# YOUR GOAL
Will you transcribe the entries that follow, exactly and in full?

# AVAILABLE RECORDS
▬▬▬▬▬▬▬▬▬▬
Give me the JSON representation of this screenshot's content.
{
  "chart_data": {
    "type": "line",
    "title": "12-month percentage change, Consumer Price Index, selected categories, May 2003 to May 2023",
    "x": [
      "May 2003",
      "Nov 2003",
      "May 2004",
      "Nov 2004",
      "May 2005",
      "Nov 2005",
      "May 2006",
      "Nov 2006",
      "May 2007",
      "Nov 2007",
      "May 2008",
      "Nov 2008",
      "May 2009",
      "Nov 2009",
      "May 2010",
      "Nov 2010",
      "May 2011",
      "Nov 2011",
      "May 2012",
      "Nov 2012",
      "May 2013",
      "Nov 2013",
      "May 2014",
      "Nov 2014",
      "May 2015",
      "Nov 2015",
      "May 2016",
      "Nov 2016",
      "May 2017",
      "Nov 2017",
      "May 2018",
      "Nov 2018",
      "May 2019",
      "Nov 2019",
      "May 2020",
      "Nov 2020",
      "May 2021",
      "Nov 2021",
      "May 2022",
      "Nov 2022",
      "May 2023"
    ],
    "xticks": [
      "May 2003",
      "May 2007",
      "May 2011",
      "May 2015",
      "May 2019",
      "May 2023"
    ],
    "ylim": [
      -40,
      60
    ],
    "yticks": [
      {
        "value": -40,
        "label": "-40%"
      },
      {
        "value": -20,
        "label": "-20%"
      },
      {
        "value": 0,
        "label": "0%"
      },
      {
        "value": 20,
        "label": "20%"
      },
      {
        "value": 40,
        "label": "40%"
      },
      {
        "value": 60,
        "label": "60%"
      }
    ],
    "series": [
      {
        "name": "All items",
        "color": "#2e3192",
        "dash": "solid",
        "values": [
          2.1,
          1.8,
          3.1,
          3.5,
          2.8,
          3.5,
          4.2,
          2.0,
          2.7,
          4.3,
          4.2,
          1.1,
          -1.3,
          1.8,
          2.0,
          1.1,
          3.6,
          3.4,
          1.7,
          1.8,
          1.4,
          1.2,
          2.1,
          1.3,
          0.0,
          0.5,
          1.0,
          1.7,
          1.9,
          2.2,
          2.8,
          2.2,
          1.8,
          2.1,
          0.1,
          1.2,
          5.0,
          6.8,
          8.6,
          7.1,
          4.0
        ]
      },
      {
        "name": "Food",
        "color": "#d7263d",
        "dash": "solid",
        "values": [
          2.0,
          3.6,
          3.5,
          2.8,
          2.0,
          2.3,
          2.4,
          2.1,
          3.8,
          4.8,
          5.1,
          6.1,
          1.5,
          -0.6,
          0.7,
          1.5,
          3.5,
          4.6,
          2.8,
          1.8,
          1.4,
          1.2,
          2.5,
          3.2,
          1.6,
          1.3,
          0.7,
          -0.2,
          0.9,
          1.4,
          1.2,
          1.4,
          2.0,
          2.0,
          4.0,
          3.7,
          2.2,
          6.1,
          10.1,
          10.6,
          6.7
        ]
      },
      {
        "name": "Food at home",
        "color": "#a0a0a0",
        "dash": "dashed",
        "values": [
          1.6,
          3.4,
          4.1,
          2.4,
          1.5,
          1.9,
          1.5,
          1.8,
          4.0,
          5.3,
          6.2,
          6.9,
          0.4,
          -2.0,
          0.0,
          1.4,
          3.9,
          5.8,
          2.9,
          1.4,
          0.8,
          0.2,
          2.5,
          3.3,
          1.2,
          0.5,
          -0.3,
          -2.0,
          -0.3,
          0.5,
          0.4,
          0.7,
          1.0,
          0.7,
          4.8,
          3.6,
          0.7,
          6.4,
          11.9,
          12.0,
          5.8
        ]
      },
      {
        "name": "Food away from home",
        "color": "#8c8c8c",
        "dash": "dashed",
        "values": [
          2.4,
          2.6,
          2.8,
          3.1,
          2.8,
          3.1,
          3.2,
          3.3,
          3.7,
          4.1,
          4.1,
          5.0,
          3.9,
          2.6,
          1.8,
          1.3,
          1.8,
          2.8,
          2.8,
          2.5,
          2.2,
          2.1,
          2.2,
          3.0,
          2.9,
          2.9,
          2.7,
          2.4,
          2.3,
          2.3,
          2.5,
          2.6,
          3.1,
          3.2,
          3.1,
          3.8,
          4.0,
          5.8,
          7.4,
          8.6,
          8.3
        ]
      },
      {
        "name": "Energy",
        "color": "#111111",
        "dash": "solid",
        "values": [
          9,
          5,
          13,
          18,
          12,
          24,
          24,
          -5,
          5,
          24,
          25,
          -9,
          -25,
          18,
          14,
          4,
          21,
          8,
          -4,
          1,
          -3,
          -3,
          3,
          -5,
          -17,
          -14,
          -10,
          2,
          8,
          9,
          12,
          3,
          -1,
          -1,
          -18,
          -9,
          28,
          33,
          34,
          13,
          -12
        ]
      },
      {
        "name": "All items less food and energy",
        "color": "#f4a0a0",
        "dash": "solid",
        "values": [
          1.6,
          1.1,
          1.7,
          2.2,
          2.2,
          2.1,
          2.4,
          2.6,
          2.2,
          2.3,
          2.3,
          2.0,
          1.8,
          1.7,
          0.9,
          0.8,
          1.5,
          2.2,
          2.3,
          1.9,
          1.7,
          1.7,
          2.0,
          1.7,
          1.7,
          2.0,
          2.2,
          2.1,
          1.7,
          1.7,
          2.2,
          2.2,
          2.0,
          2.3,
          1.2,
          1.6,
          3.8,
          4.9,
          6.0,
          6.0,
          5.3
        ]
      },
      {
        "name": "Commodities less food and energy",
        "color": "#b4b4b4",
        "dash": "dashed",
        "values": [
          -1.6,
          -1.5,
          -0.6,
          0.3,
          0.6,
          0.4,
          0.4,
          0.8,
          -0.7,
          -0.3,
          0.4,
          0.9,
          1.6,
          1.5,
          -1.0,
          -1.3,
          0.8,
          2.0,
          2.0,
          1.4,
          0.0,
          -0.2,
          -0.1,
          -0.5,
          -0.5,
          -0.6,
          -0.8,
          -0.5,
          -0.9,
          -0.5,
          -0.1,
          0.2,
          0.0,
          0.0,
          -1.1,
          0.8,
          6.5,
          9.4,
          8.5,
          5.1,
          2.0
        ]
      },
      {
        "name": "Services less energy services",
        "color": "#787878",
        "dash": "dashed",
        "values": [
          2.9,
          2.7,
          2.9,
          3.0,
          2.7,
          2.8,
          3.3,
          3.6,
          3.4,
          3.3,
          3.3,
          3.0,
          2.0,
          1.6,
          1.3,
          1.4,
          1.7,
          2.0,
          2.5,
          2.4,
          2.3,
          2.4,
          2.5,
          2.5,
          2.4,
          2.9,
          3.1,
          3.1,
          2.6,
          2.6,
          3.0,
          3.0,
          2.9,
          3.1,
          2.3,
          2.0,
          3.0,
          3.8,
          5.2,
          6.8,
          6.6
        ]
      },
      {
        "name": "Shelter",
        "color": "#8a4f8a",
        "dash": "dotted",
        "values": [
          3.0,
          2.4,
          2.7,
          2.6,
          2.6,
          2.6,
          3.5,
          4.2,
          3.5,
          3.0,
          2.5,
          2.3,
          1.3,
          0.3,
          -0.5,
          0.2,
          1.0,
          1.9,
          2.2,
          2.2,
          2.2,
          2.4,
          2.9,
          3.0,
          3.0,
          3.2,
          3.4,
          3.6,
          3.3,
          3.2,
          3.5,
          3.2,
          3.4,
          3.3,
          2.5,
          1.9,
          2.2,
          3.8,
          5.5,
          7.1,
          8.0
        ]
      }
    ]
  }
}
▬▬▬▬▬▬▬▬▬▬
# FULL ANSWER
Give me the JSON representation of this screenshot's content.
{
  "chart_data": {
    "type": "line",
    "title": "12-month percentage change, Consumer Price Index, selected categories, May 2003 to May 2023",
    "x": [
      "May 2003",
      "Nov 2003",
      "May 2004",
      "Nov 2004",
      "May 2005",
      "Nov 2005",
      "May 2006",
      "Nov 2006",
      "May 2007",
      "Nov 2007",
      "May 2008",
      "Nov 2008",
      "May 2009",
      "Nov 2009",
      "May 2010",
      "Nov 2010",
      "May 2011",
      "Nov 2011",
      "May 2012",
      "Nov 2012",
      "May 2013",
      "Nov 2013",
      "May 2014",
      "Nov 2014",
      "May 2015",
      "Nov 2015",
      "May 2016",
      "Nov 2016",
      "May 2017",
      "Nov 2017",
      "May 2018",
      "Nov 2018",
      "May 2019",
      "Nov 2019",
      "May 2020",
      "Nov 2020",
      "May 2021",
      "Nov 2021",
      "May 2022",
      "Nov 2022",
      "May 2023"
    ],
    "xticks": [
      "May 2003",
      "May 2007",
      "May 2011",
      "May 2015",
      "May 2019",
      "May 2023"
    ],
    "ylim": [
      -40,
      60
    ],
    "yticks": [
      {
        "value": -40,
        "label": "-40%"
      },
      {
        "value": -20,
        "label": "-20%"
      },
      {
        "value": 0,
        "label": "0%"
      },
      {
        "value": 20,
        "label": "20%"
      },
      {
        "value": 40,
        "label": "40%"
      },
      {
        "value": 60,
        "label": "60%"
      }
    ],
    "series": [
      {
        "name": "All items",
        "color": "#2e3192",
        "dash": "solid",
        "values": [
          2.1,
          1.8,
          3.1,
          3.5,
          2.8,
          3.5,
          4.2,
          2.0,
          2.7,
          4.3,
          4.2,
          1.1,
          -1.3,
          1.8,
          2.0,
          1.1,
          3.6,
          3.4,
          1.7,
          1.8,
          1.4,
          1.2,
          2.1,
          1.3,
          0.0,
          0.5,
          1.0,
          1.7,
          1.9,
          2.2,
          2.8,
          2.2,
          1.8,
          2.1,
          0.1,
          1.2,
          5.0,
          6.8,
          8.6,
          7.1,
          4.0
        ]
      },
      {
        "name": "Food",
        "color": "#d7263d",
        "dash": "solid",
        "values": [
          2.0,
          3.6,
          3.5,
          2.8,
          2.0,
          2.3,
          2.4,
          2.1,
          3.8,
          4.8,
          5.1,
          6.1,
          1.5,
          -0.6,
          0.7,
          1.5,
          3.5,
          4.6,
          2.8,
          1.8,
          1.4,
          1.2,
          2.5,
          3.2,
          1.6,
          1.3,
          0.7,
          -0.2,
          0.9,
          1.4,
          1.2,
          1.4,
          2.0,
          2.0,
          4.0,
          3.7,
          2.2,
          6.1,
          10.1,
          10.6,
          6.7
        ]
      },
      {
        "name": "Food at home",
        "color": "#a0a0a0",
        "dash": "dashed",
        "values": [
          1.6,
          3.4,
          4.1,
          2.4,
          1.5,
          1.9,
          1.5,
          1.8,
          4.0,
          5.3,
          6.2,
          6.9,
          0.4,
          -2.0,
          0.0,
          1.4,
          3.9,
          5.8,
          2.9,
          1.4,
          0.8,
          0.2,
          2.5,
          3.3,
          1.2,
          0.5,
          -0.3,
          -2.0,
          -0.3,
          0.5,
          0.4,
          0.7,
          1.0,
          0.7,
          4.8,
          3.6,
          0.7,
          6.4,
          11.9,
          12.0,
          5.8
        ]
      },
      {
        "name": "Food away from home",
        "color": "#8c8c8c",
        "dash": "dashed",
        "values": [
          2.4,
          2.6,
          2.8,
          3.1,
          2.8,
          3.1,
          3.2,
          3.3,
          3.7,
          4.1,
          4.1,
          5.0,
          3.9,
          2.6,
          1.8,
          1.3,
          1.8,
          2.8,
          2.8,
          2.5,
          2.2,
          2.1,
          2.2,
          3.0,
          2.9,
          2.9,
          2.7,
          2.4,
          2.3,
          2.3,
          2.5,
          2.6,
          3.1,
          3.2,
          3.1,
          3.8,
          4.0,
          5.8,
          7.4,
          8.6,
          8.3
        ]
      },
      {
        "name": "Energy",
        "color": "#111111",
        "dash": "solid",
        "values": [
          9,
          5,
          13,
          18,
          12,
          24,
          24,
          -5,
          5,
          24,
          25,
          -9,
          -25,
          18,
          14,
          4,
          21,
          8,
          -4,
          1,
          -3,
          -3,
          3,
          -5,
          -17,
          -14,
          -10,
          2,
          8,
          9,
          12,
          3,
          -1,
          -1,
          -18,
          -9,
          28,
          33,
          34,
          13,
          -12
        ]
      },
      {
        "name": "All items less food and energy",
        "color": "#f4a0a0",
        "dash": "solid",
        "values": [
          1.6,
          1.1,
          1.7,
          2.2,
          2.2,
          2.1,
          2.4,
          2.6,
          2.2,
          2.3,
          2.3,
          2.0,
          1.8,
          1.7,
          0.9,
          0.8,
          1.5,
          2.2,
          2.3,
          1.9,
          1.7,
          1.7,
          2.0,
          1.7,
          1.7,
          2.0,
          2.2,
          2.1,
          1.7,
          1.7,
          2.2,
          2.2,
          2.0,
          2.3,
          1.2,
          1.6,
          3.8,
          4.9,
          6.0,
          6.0,
          5.3
        ]
      },
      {
        "name": "Commodities less food and energy",
        "color": "#b4b4b4",
        "dash": "dashed",
        "values": [
          -1.6,
          -1.5,
          -0.6,
          0.3,
          0.6,
          0.4,
          0.4,
          0.8,
          -0.7,
          -0.3,
          0.4,
          0.9,
          1.6,
          1.5,
          -1.0,
          -1.3,
          0.8,
          2.0,
          2.0,
          1.4,
          0.0,
          -0.2,
          -0.1,
          -0.5,
          -0.5,
          -0.6,
          -0.8,
          -0.5,
          -0.9,
          -0.5,
          -0.1,
          0.2,
          0.0,
          0.0,
          -1.1,
          0.8,
          6.5,
          9.4,
          8.5,
          5.1,
          2.0
        ]
      },
      {
        "name": "Services less energy services",
        "color": "#787878",
        "dash": "dashed",
        "values": [
          2.9,
          2.7,
          2.9,
          3.0,
          2.7,
          2.8,
          3.3,
          3.6,
          3.4,
          3.3,
          3.3,
          3.0,
          2.0,
          1.6,
          1.3,
          1.4,
          1.7,
          2.0,
          2.5,
          2.4,
          2.3,
          2.4,
          2.5,
          2.5,
          2.4,
          2.9,
          3.1,
          3.1,
          2.6,
          2.6,
          3.0,
          3.0,
          2.9,
          3.1,
          2.3,
          2.0,
          3.0,
          3.8,
          5.2,
          6.8,
          6.6
        ]
      },
      {
        "name": "Shelter",
        "color": "#8a4f8a",
        "dash": "dotted",
        "values": [
          3.0,
          2.4,
          2.7,
          2.6,
          2.6,
          2.6,
          3.5,
          4.2,
          3.5,
          3.0,
          2.5,
          2.3,
          1.3,
          0.3,
          -0.5,
          0.2,
          1.0,
          1.9,
          2.2,
          2.2,
          2.2,
          2.4,
          2.9,
          3.0,
          3.0,
          3.2,
          3.4,
          3.6,
          3.3,
          3.2,
          3.5,
          3.2,
          3.4,
          3.3,
          2.5,
          1.9,
          2.2,
          3.8,
          5.5,
          7.1,
          8.0
        ]
      }
    ]
  }
}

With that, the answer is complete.